§ Supplied data
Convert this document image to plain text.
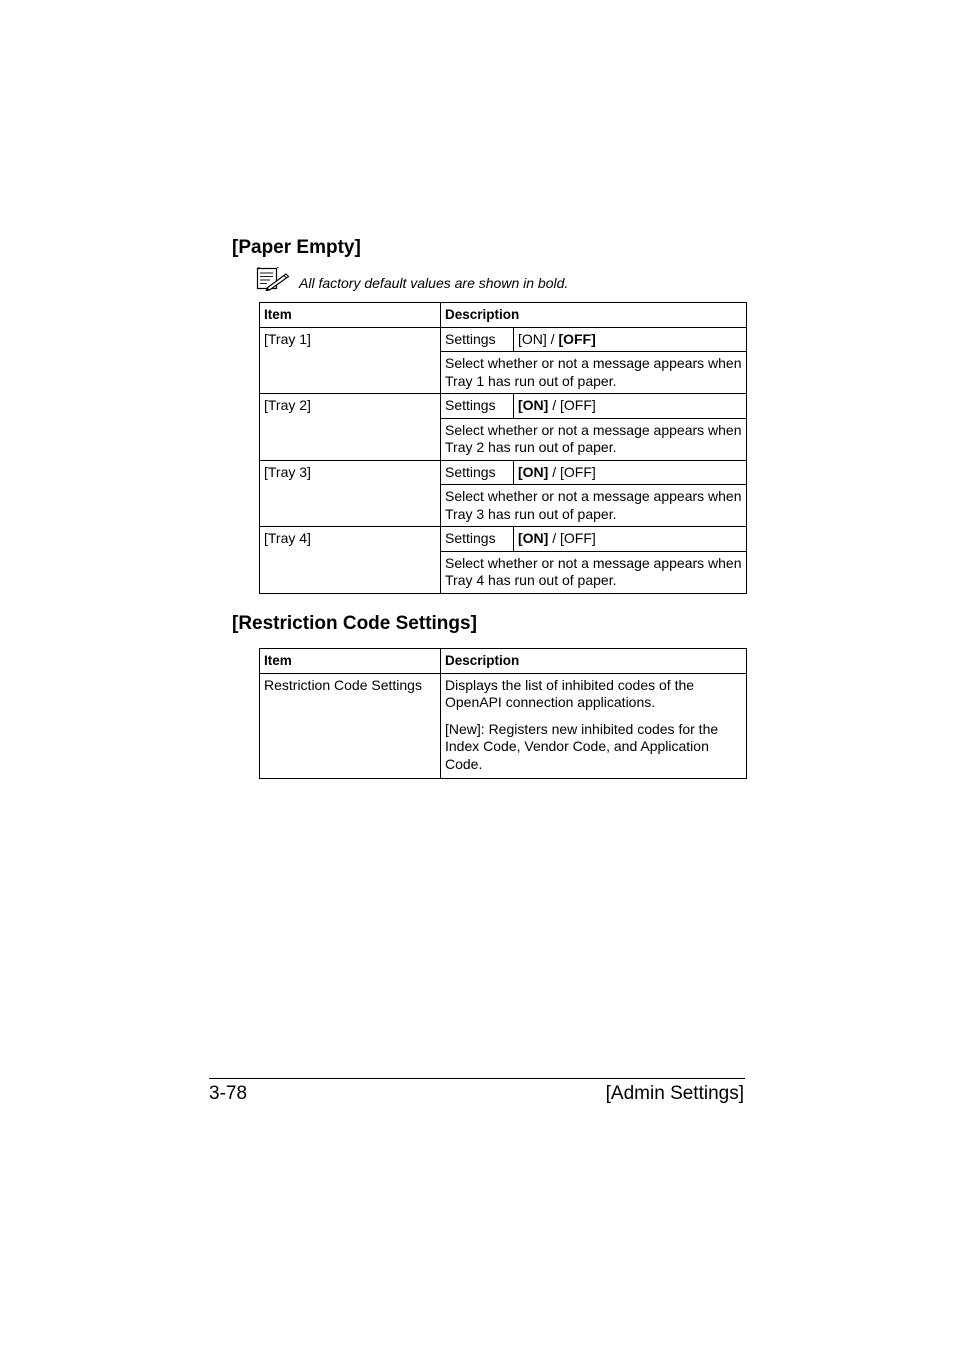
[Paper Empty]
All factory default values are shown in bold.
Item	Description	
[Tray 1]	Settings	[ON] / [OFF]
	Select whether or not a message appears when Tray 1 has run out of paper.	
[Tray 2]	Settings	[ON] / [OFF]
	Select whether or not a message appears when Tray 2 has run out of paper.	
[Tray 3]	Settings	[ON] / [OFF]
	Select whether or not a message appears when Tray 3 has run out of paper.	
[Tray 4]	Settings	[ON] / [OFF]
	Select whether or not a message appears when Tray 4 has run out of paper.	
[Restriction Code Settings]
Item	Description
Restriction Code Settings	Displays the list of inhibited codes of the OpenAPI connection applications.
[New]: Registers new inhibited codes for the Index Code, Vendor Code, and Application Code.
3-78	[Admin Settings]
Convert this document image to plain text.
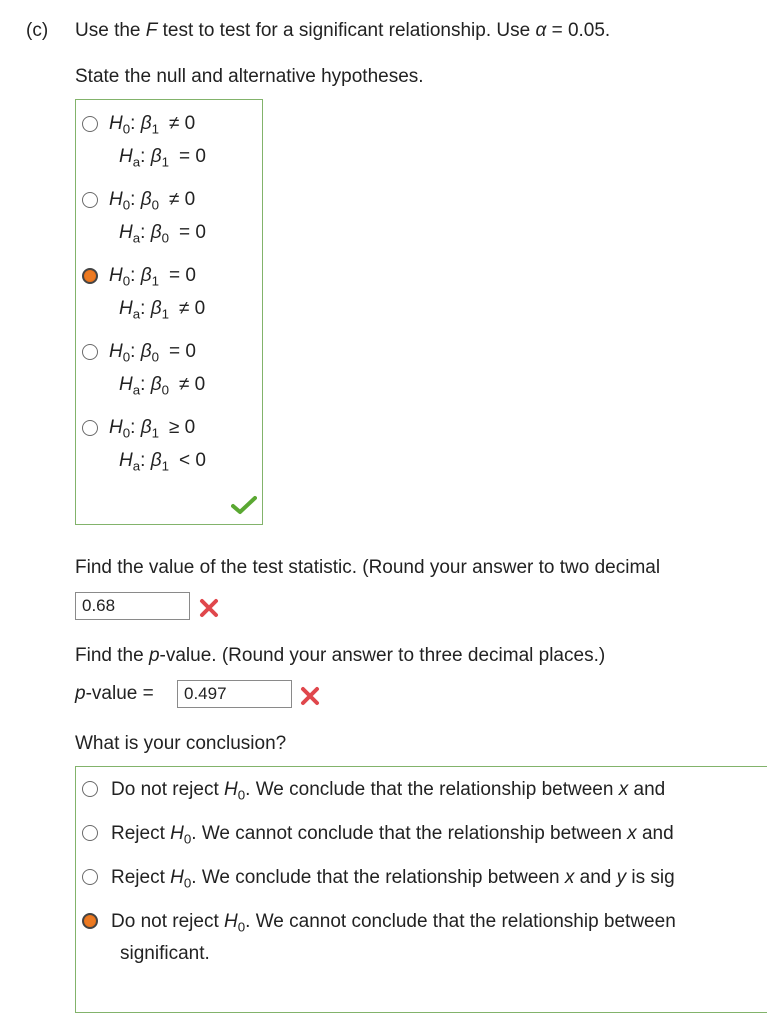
(c) Use the F test to test for a significant relationship. Use α = 0.05.
State the null and alternative hypotheses.
$H_0$: $\beta_1 \ne 0$
$H_a$: $\beta_1 = 0$
$H_0$: $\beta_0 \ne 0$
$H_a$: $\beta_0 = 0$
$H_0$: $\beta_1 = 0$
$H_a$: $\beta_1 \ne 0$
$H_0$: $\beta_0 = 0$
$H_a$: $\beta_0 \ne 0$
$H_0$: $\beta_1 \ge 0$
$H_a$: $\beta_1 < 0$
Find the value of the test statistic. (Round your answer to two decimal
0.68
Find the p-value. (Round your answer to three decimal places.)
p-value =
0.497
What is your conclusion?
Do not reject $H_0$. We conclude that the relationship between x and
Reject $H_0$. We cannot conclude that the relationship between x and
Reject $H_0$. We conclude that the relationship between x and y is sig
Do not reject $H_0$. We cannot conclude that the relationship between
significant.
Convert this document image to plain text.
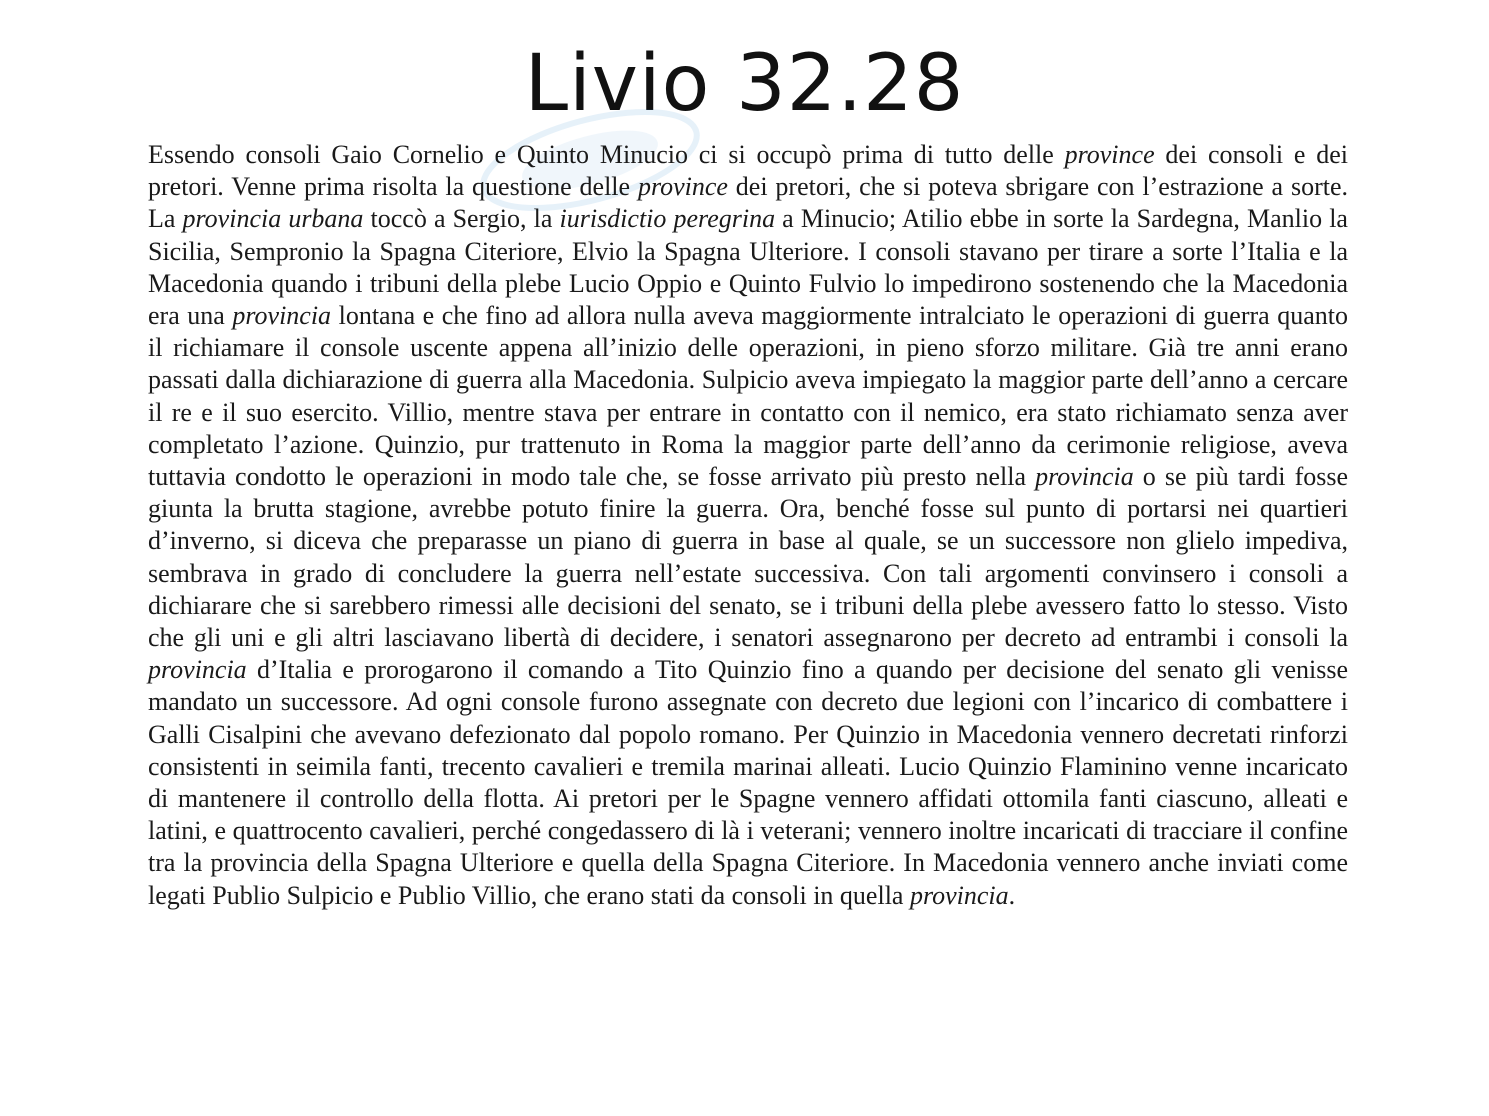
Livio 32.28

Essendo consoli Gaio Cornelio e Quinto Minucio ci si occupò prima di tutto delle province dei consoli e dei pretori. Venne prima risolta la questione delle province dei pretori, che si poteva sbrigare con l’estrazione a sorte. La provincia urbana toccò a Sergio, la iurisdictio peregrina a Minucio; Atilio ebbe in sorte la Sardegna, Manlio la Sicilia, Sempronio la Spagna Citeriore, Elvio la Spagna Ulteriore. I consoli stavano per tirare a sorte l’Italia e la Macedonia quando i tribuni della plebe Lucio Oppio e Quinto Fulvio lo impedirono sostenendo che la Macedonia era una provincia lontana e che fino ad allora nulla aveva maggiormente intralciato le operazioni di guerra quanto il richiamare il console uscente appena all’inizio delle operazioni, in pieno sforzo militare. Già tre anni erano passati dalla dichiarazione di guerra alla Macedonia. Sulpicio aveva impiegato la maggior parte dell’anno a cercare il re e il suo esercito. Villio, mentre stava per entrare in contatto con il nemico, era stato richiamato senza aver completato l’azione. Quinzio, pur trattenuto in Roma la maggior parte dell’anno da cerimonie religiose, aveva tuttavia condotto le operazioni in modo tale che, se fosse arrivato più presto nella provincia o se più tardi fosse giunta la brutta stagione, avrebbe potuto finire la guerra. Ora, benché fosse sul punto di portarsi nei quartieri d’inverno, si diceva che preparasse un piano di guerra in base al quale, se un successore non glielo impediva, sembrava in grado di concludere la guerra nell’estate successiva. Con tali argomenti convinsero i consoli a dichiarare che si sarebbero rimessi alle decisioni del senato, se i tribuni della plebe avessero fatto lo stesso. Visto che gli uni e gli altri lasciavano libertà di decidere, i senatori assegnarono per decreto ad entrambi i consoli la provincia d’Italia e prorogarono il comando a Tito Quinzio fino a quando per decisione del senato gli venisse mandato un successore. Ad ogni console furono assegnate con decreto due legioni con l’incarico di combattere i Galli Cisalpini che avevano defezionato dal popolo romano. Per Quinzio in Macedonia vennero decretati rinforzi consistenti in seimila fanti, trecento cavalieri e tremila marinai alleati. Lucio Quinzio Flaminino venne incaricato di mantenere il controllo della flotta. Ai pretori per le Spagne vennero affidati ottomila fanti ciascuno, alleati e latini, e quattrocento cavalieri, perché congedassero di là i veterani; vennero inoltre incaricati di tracciare il confine tra la provincia della Spagna Ulteriore e quella della Spagna Citeriore. In Macedonia vennero anche inviati come legati Publio Sulpicio e Publio Villio, che erano stati da consoli in quella provincia.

§ Task prompt
Repeat each record exactly as shown above, dropping all images.

§ Answer to the exercise
Convert this document image to plain text.
[Paper Empty]
All factory default values are shown in bold.
Item	Description	
[Tray 1]	Settings	[ON] / [OFF]
	Select whether or not a message appears when Tray 1 has run out of paper.	
[Tray 2]	Settings	[ON] / [OFF]
	Select whether or not a message appears when Tray 2 has run out of paper.	
[Tray 3]	Settings	[ON] / [OFF]
	Select whether or not a message appears when Tray 3 has run out of paper.	
[Tray 4]	Settings	[ON] / [OFF]
	Select whether or not a message appears when Tray 4 has run out of paper.	
[Restriction Code Settings]
Item	Description
Restriction Code Settings	Displays the list of inhibited codes of the OpenAPI connection applications.
[New]: Registers new inhibited codes for the Index Code, Vendor Code, and Application Code.
3-78	[Admin Settings]
Convert this document image to plain text.
(c) Use the F test to test for a significant relationship. Use α = 0.05.
State the null and alternative hypotheses.
$H_0$: $\beta_1 \ne 0$
$H_a$: $\beta_1 = 0$
$H_0$: $\beta_0 \ne 0$
$H_a$: $\beta_0 = 0$
$H_0$: $\beta_1 = 0$
$H_a$: $\beta_1 \ne 0$
$H_0$: $\beta_0 = 0$
$H_a$: $\beta_0 \ne 0$
$H_0$: $\beta_1 \ge 0$
$H_a$: $\beta_1 < 0$
Find the value of the test statistic. (Round your answer to two decimal
0.68
Find the p-value. (Round your answer to three decimal places.)
p-value =
0.497
What is your conclusion?
Do not reject $H_0$. We conclude that the relationship between x and
Reject $H_0$. We cannot conclude that the relationship between x and
Reject $H_0$. We conclude that the relationship between x and y is sig
Do not reject $H_0$. We cannot conclude that the relationship between
significant.
Convert this document image to plain text.
Livio 32.28

Essendo consoli Gaio Cornelio e Quinto Minucio ci si occupò prima di tutto delle province dei consoli e dei pretori. Venne prima risolta la questione delle province dei pretori, che si poteva sbrigare con l’estrazione a sorte. La provincia urbana toccò a Sergio, la iurisdictio peregrina a Minucio; Atilio ebbe in sorte la Sardegna, Manlio la Sicilia, Sempronio la Spagna Citeriore, Elvio la Spagna Ulteriore. I consoli stavano per tirare a sorte l’Italia e la Macedonia quando i tribuni della plebe Lucio Oppio e Quinto Fulvio lo impedirono sostenendo che la Macedonia era una provincia lontana e che fino ad allora nulla aveva maggiormente intralciato le operazioni di guerra quanto il richiamare il console uscente appena all’inizio delle operazioni, in pieno sforzo militare. Già tre anni erano passati dalla dichiarazione di guerra alla Macedonia. Sulpicio aveva impiegato la maggior parte dell’anno a cercare il re e il suo esercito. Villio, mentre stava per entrare in contatto con il nemico, era stato richiamato senza aver completato l’azione. Quinzio, pur trattenuto in Roma la maggior parte dell’anno da cerimonie religiose, aveva tuttavia condotto le operazioni in modo tale che, se fosse arrivato più presto nella provincia o se più tardi fosse giunta la brutta stagione, avrebbe potuto finire la guerra. Ora, benché fosse sul punto di portarsi nei quartieri d’inverno, si diceva che preparasse un piano di guerra in base al quale, se un successore non glielo impediva, sembrava in grado di concludere la guerra nell’estate successiva. Con tali argomenti convinsero i consoli a dichiarare che si sarebbero rimessi alle decisioni del senato, se i tribuni della plebe avessero fatto lo stesso. Visto che gli uni e gli altri lasciavano libertà di decidere, i senatori assegnarono per decreto ad entrambi i consoli la provincia d’Italia e prorogarono il comando a Tito Quinzio fino a quando per decisione del senato gli venisse mandato un successore. Ad ogni console furono assegnate con decreto due legioni con l’incarico di combattere i Galli Cisalpini che avevano defezionato dal popolo romano. Per Quinzio in Macedonia vennero decretati rinforzi consistenti in seimila fanti, trecento cavalieri e tremila marinai alleati. Lucio Quinzio Flaminino venne incaricato di mantenere il controllo della flotta. Ai pretori per le Spagne vennero affidati ottomila fanti ciascuno, alleati e latini, e quattrocento cavalieri, perché congedassero di là i veterani; vennero inoltre incaricati di tracciare il confine tra la provincia della Spagna Ulteriore e quella della Spagna Citeriore. In Macedonia vennero anche inviati come legati Publio Sulpicio e Publio Villio, che erano stati da consoli in quella provincia.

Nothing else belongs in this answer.